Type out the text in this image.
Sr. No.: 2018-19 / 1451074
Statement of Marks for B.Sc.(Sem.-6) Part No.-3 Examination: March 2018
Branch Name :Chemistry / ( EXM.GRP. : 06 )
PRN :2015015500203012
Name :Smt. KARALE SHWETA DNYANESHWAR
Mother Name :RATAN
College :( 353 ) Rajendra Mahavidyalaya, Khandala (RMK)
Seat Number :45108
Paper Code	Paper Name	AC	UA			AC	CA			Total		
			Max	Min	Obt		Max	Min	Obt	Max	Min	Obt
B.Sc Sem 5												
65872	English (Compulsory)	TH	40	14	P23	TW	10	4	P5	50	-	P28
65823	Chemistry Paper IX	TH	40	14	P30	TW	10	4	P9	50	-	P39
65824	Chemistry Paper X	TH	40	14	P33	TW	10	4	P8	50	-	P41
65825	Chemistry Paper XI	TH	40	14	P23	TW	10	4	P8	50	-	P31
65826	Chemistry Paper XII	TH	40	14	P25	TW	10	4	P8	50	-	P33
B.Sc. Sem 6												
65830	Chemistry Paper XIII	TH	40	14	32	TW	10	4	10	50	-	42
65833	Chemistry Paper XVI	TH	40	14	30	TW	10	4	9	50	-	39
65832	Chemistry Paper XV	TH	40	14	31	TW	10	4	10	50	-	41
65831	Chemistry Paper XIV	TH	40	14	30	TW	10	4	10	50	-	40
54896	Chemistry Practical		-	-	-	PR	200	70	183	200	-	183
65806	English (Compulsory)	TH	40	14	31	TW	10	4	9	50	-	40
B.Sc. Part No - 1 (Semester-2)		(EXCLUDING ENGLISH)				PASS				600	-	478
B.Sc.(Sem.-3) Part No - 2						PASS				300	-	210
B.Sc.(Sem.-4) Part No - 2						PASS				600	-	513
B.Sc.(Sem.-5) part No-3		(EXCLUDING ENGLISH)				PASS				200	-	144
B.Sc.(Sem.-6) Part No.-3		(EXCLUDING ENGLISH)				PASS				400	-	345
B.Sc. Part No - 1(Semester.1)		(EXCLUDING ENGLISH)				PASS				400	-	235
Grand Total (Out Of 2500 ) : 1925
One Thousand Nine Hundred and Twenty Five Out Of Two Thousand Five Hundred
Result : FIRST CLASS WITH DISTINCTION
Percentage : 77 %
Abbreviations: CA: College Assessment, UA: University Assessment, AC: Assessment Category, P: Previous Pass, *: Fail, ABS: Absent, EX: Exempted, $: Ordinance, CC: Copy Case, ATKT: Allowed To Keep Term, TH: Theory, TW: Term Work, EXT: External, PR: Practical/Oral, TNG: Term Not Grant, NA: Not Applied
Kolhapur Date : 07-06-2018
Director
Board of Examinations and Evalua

___

§ Written request:
Going through the data above, count the lines where the string "Paper" appears, and answer with only that number.

§ The reply:
9